[start]
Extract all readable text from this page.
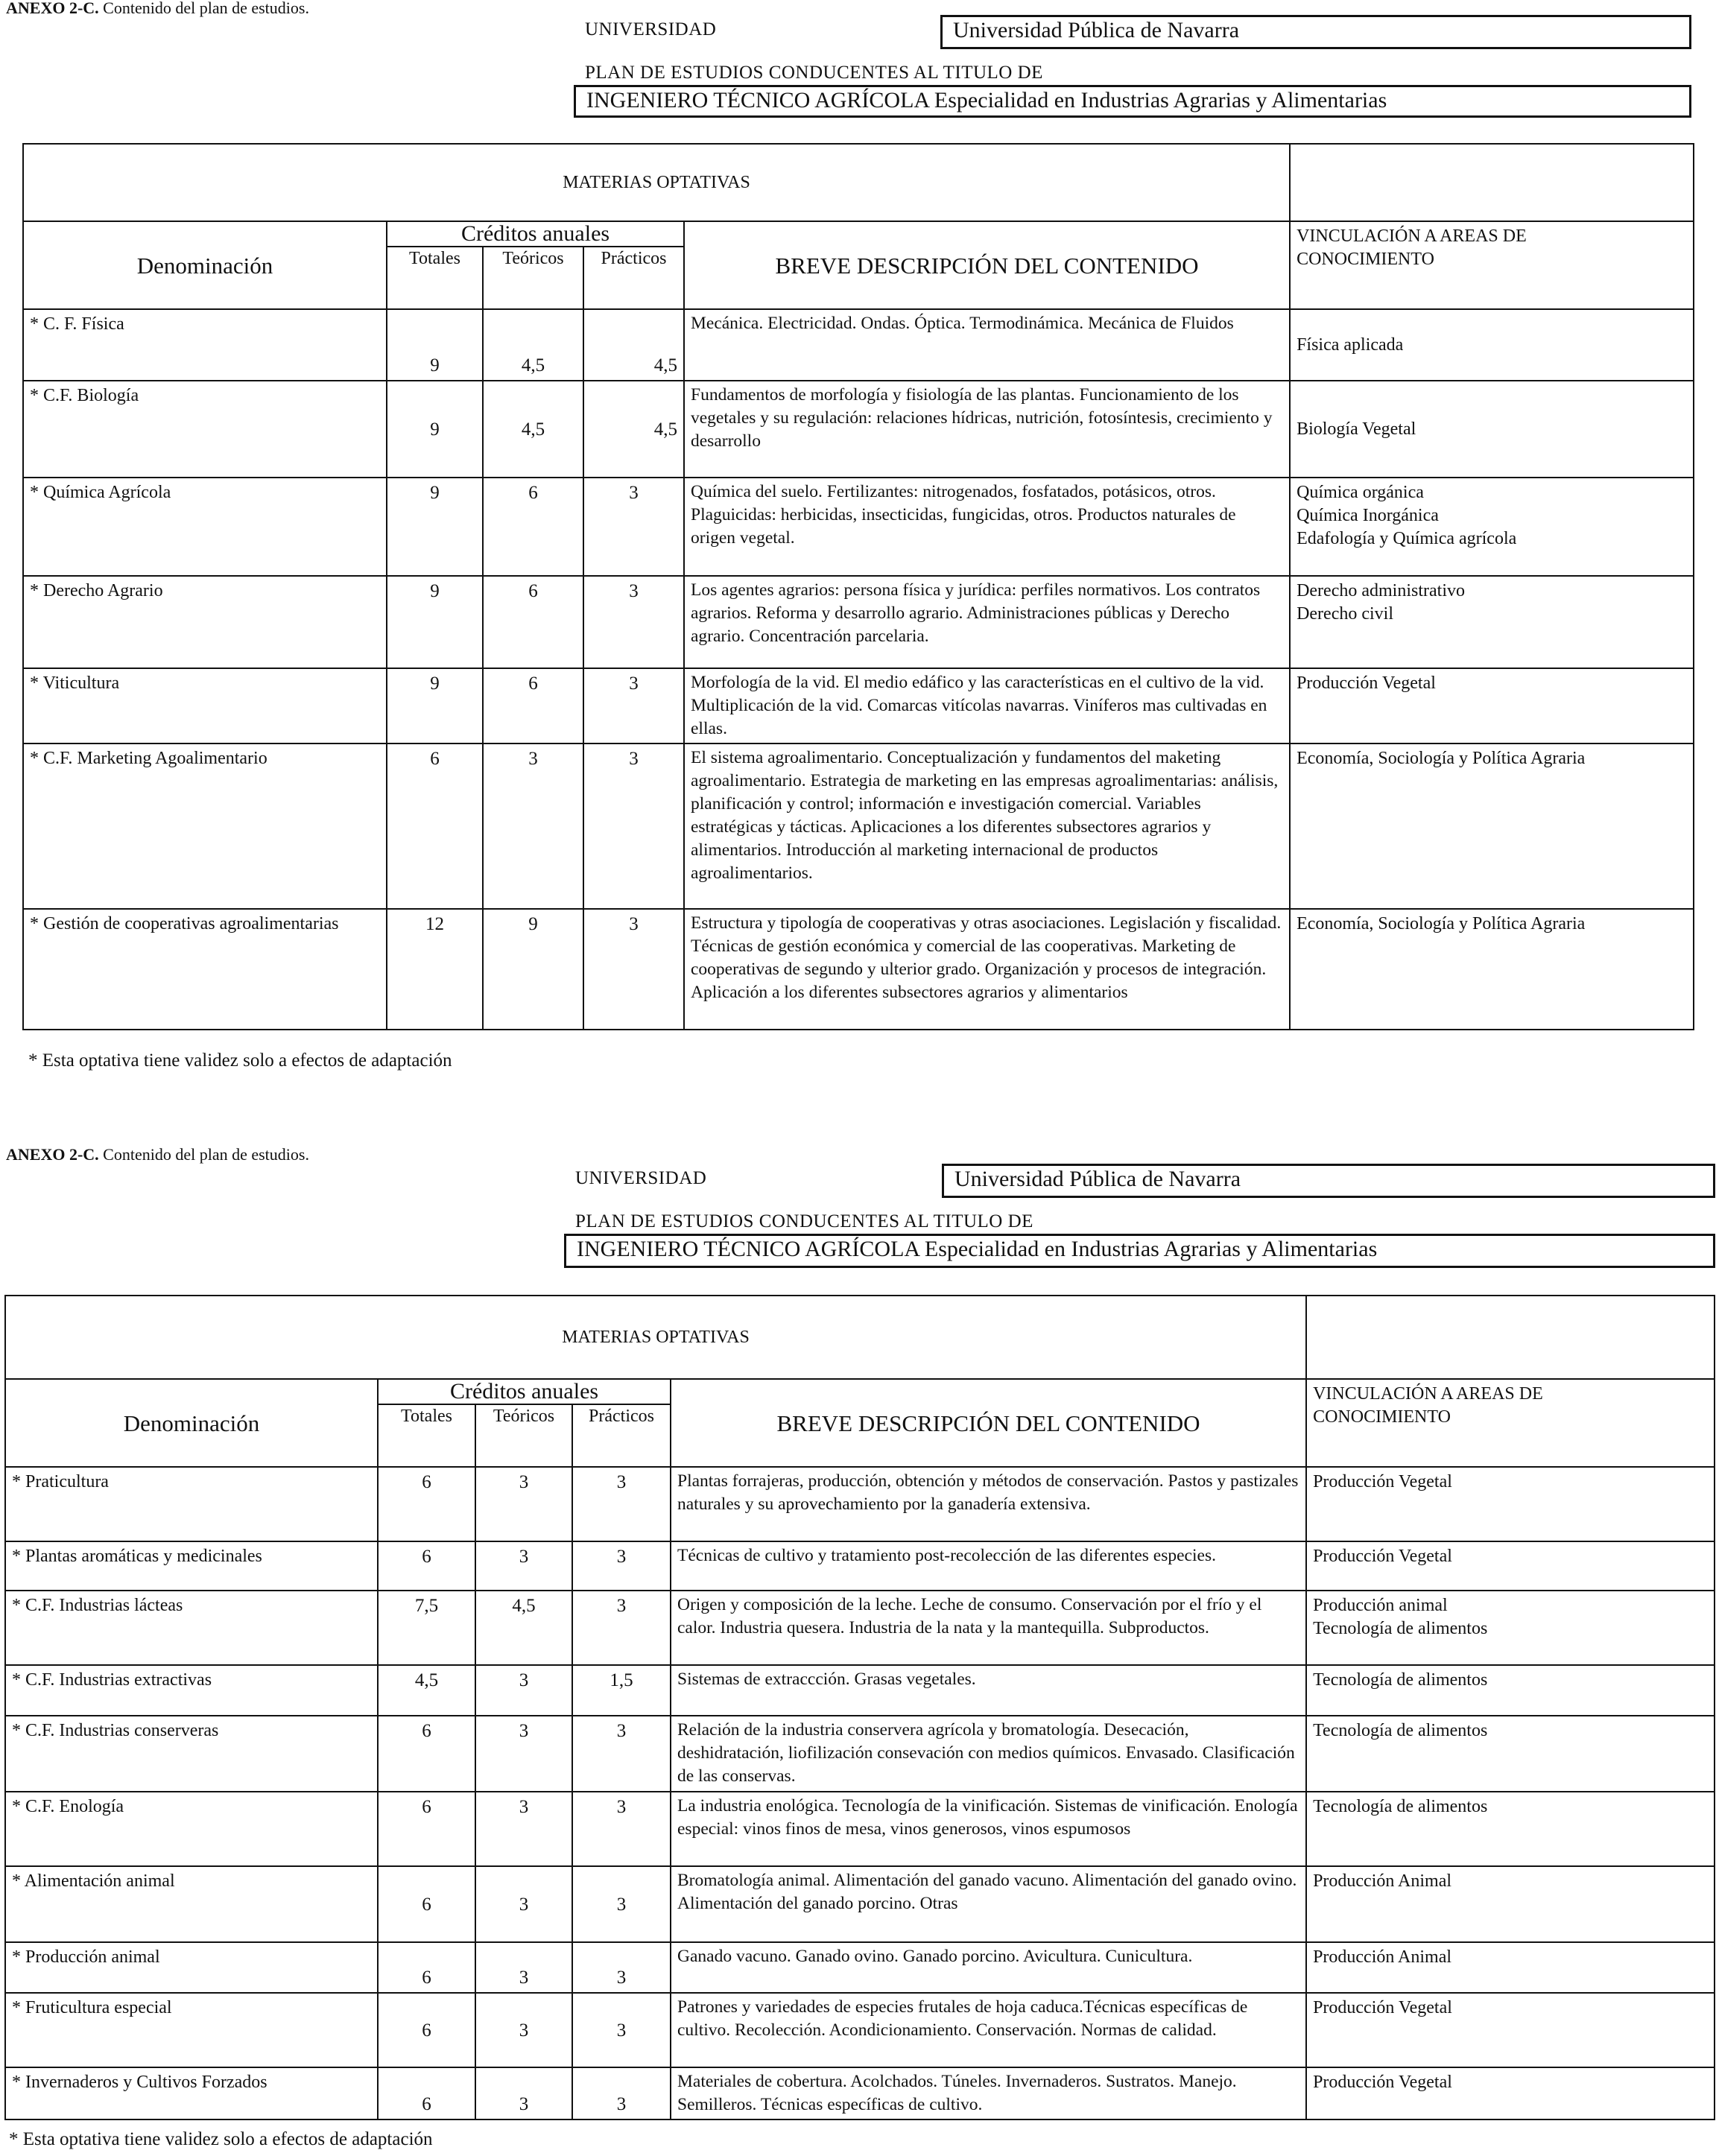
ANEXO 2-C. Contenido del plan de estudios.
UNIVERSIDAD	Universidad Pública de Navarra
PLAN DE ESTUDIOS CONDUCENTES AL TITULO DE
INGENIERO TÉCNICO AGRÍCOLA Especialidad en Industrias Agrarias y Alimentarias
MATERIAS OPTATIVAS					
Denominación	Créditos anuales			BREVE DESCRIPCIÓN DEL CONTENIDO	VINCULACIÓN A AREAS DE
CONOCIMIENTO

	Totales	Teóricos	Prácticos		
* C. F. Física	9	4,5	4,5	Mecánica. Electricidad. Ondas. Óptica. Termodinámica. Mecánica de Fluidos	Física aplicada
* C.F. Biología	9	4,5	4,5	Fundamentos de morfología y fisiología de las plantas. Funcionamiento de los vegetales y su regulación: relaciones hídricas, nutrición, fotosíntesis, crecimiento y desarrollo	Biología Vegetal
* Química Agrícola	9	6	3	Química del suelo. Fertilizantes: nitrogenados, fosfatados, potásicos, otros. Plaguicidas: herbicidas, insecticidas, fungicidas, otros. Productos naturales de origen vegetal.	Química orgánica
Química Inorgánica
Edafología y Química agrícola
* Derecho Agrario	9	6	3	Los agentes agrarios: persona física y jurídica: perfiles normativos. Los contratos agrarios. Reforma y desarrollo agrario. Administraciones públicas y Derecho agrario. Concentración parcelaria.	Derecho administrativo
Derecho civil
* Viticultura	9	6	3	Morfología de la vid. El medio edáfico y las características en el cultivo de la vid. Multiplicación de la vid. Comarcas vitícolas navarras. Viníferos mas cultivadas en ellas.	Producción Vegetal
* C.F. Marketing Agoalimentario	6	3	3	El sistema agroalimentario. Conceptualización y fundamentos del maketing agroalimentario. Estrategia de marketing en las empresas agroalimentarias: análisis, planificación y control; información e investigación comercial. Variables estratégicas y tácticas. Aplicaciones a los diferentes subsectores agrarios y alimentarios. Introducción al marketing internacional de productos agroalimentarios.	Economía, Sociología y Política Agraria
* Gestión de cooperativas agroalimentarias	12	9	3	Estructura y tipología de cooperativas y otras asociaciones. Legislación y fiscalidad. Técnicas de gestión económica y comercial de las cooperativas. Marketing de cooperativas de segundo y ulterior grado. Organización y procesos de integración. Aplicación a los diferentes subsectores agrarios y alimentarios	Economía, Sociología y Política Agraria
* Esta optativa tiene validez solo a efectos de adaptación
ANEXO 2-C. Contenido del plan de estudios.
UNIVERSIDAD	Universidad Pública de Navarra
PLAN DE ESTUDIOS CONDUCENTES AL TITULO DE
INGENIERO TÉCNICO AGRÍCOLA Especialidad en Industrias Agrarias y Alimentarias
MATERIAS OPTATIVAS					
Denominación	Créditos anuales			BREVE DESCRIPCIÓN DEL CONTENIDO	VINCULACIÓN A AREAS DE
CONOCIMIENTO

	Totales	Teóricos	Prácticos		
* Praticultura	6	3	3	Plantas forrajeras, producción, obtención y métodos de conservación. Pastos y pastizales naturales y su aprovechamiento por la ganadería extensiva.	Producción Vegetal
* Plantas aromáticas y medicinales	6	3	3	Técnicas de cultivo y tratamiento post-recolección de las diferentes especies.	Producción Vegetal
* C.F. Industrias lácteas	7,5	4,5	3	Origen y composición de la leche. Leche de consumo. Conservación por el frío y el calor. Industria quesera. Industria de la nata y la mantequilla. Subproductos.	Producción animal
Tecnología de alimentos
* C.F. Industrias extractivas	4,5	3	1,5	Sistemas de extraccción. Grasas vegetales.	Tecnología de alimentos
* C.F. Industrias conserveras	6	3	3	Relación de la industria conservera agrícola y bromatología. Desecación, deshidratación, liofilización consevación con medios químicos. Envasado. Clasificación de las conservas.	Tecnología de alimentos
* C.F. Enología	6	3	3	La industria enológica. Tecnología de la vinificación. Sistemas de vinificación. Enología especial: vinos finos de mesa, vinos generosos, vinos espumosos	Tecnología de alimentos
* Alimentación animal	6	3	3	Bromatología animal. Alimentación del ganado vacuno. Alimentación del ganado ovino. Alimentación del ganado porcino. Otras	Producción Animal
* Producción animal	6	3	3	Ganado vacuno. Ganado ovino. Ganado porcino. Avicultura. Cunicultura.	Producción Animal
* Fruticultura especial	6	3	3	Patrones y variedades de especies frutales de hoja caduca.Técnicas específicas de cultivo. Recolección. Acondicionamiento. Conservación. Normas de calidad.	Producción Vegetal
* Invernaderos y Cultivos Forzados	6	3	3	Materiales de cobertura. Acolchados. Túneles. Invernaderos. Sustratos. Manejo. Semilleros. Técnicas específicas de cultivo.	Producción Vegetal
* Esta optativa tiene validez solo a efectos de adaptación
[end]
Restate each line of the records exactly; pictures do not belong in the copy.

* EXERCISE OUTPUT
Extract all readable text from this page.
ANEXO 2-C. Contenido del plan de estudios.
UNIVERSIDAD	Universidad Pública de Navarra
PLAN DE ESTUDIOS CONDUCENTES AL TITULO DE
INGENIERO TÉCNICO AGRÍCOLA Especialidad en Industrias Agrarias y Alimentarias
MATERIAS OPTATIVAS					
Denominación	Créditos anuales			BREVE DESCRIPCIÓN DEL CONTENIDO	VINCULACIÓN A AREAS DE
CONOCIMIENTO

	Totales	Teóricos	Prácticos		
* C. F. Física	9	4,5	4,5	Mecánica. Electricidad. Ondas. Óptica. Termodinámica. Mecánica de Fluidos	Física aplicada
* C.F. Biología	9	4,5	4,5	Fundamentos de morfología y fisiología de las plantas. Funcionamiento de los vegetales y su regulación: relaciones hídricas, nutrición, fotosíntesis, crecimiento y desarrollo	Biología Vegetal
* Química Agrícola	9	6	3	Química del suelo. Fertilizantes: nitrogenados, fosfatados, potásicos, otros. Plaguicidas: herbicidas, insecticidas, fungicidas, otros. Productos naturales de origen vegetal.	Química orgánica
Química Inorgánica
Edafología y Química agrícola
* Derecho Agrario	9	6	3	Los agentes agrarios: persona física y jurídica: perfiles normativos. Los contratos agrarios. Reforma y desarrollo agrario. Administraciones públicas y Derecho agrario. Concentración parcelaria.	Derecho administrativo
Derecho civil
* Viticultura	9	6	3	Morfología de la vid. El medio edáfico y las características en el cultivo de la vid. Multiplicación de la vid. Comarcas vitícolas navarras. Viníferos mas cultivadas en ellas.	Producción Vegetal
* C.F. Marketing Agoalimentario	6	3	3	El sistema agroalimentario. Conceptualización y fundamentos del maketing agroalimentario. Estrategia de marketing en las empresas agroalimentarias: análisis, planificación y control; información e investigación comercial. Variables estratégicas y tácticas. Aplicaciones a los diferentes subsectores agrarios y alimentarios. Introducción al marketing internacional de productos agroalimentarios.	Economía, Sociología y Política Agraria
* Gestión de cooperativas agroalimentarias	12	9	3	Estructura y tipología de cooperativas y otras asociaciones. Legislación y fiscalidad. Técnicas de gestión económica y comercial de las cooperativas. Marketing de cooperativas de segundo y ulterior grado. Organización y procesos de integración. Aplicación a los diferentes subsectores agrarios y alimentarios	Economía, Sociología y Política Agraria
* Esta optativa tiene validez solo a efectos de adaptación
ANEXO 2-C. Contenido del plan de estudios.
UNIVERSIDAD	Universidad Pública de Navarra
PLAN DE ESTUDIOS CONDUCENTES AL TITULO DE
INGENIERO TÉCNICO AGRÍCOLA Especialidad en Industrias Agrarias y Alimentarias
MATERIAS OPTATIVAS					
Denominación	Créditos anuales			BREVE DESCRIPCIÓN DEL CONTENIDO	VINCULACIÓN A AREAS DE
CONOCIMIENTO

	Totales	Teóricos	Prácticos		
* Praticultura	6	3	3	Plantas forrajeras, producción, obtención y métodos de conservación. Pastos y pastizales naturales y su aprovechamiento por la ganadería extensiva.	Producción Vegetal
* Plantas aromáticas y medicinales	6	3	3	Técnicas de cultivo y tratamiento post-recolección de las diferentes especies.	Producción Vegetal
* C.F. Industrias lácteas	7,5	4,5	3	Origen y composición de la leche. Leche de consumo. Conservación por el frío y el calor. Industria quesera. Industria de la nata y la mantequilla. Subproductos.	Producción animal
Tecnología de alimentos
* C.F. Industrias extractivas	4,5	3	1,5	Sistemas de extraccción. Grasas vegetales.	Tecnología de alimentos
* C.F. Industrias conserveras	6	3	3	Relación de la industria conservera agrícola y bromatología. Desecación, deshidratación, liofilización consevación con medios químicos. Envasado. Clasificación de las conservas.	Tecnología de alimentos
* C.F. Enología	6	3	3	La industria enológica. Tecnología de la vinificación. Sistemas de vinificación. Enología especial: vinos finos de mesa, vinos generosos, vinos espumosos	Tecnología de alimentos
* Alimentación animal	6	3	3	Bromatología animal. Alimentación del ganado vacuno. Alimentación del ganado ovino. Alimentación del ganado porcino. Otras	Producción Animal
* Producción animal	6	3	3	Ganado vacuno. Ganado ovino. Ganado porcino. Avicultura. Cunicultura.	Producción Animal
* Fruticultura especial	6	3	3	Patrones y variedades de especies frutales de hoja caduca.Técnicas específicas de cultivo. Recolección. Acondicionamiento. Conservación. Normas de calidad.	Producción Vegetal
* Invernaderos y Cultivos Forzados	6	3	3	Materiales de cobertura. Acolchados. Túneles. Invernaderos. Sustratos. Manejo. Semilleros. Técnicas específicas de cultivo.	Producción Vegetal
* Esta optativa tiene validez solo a efectos de adaptación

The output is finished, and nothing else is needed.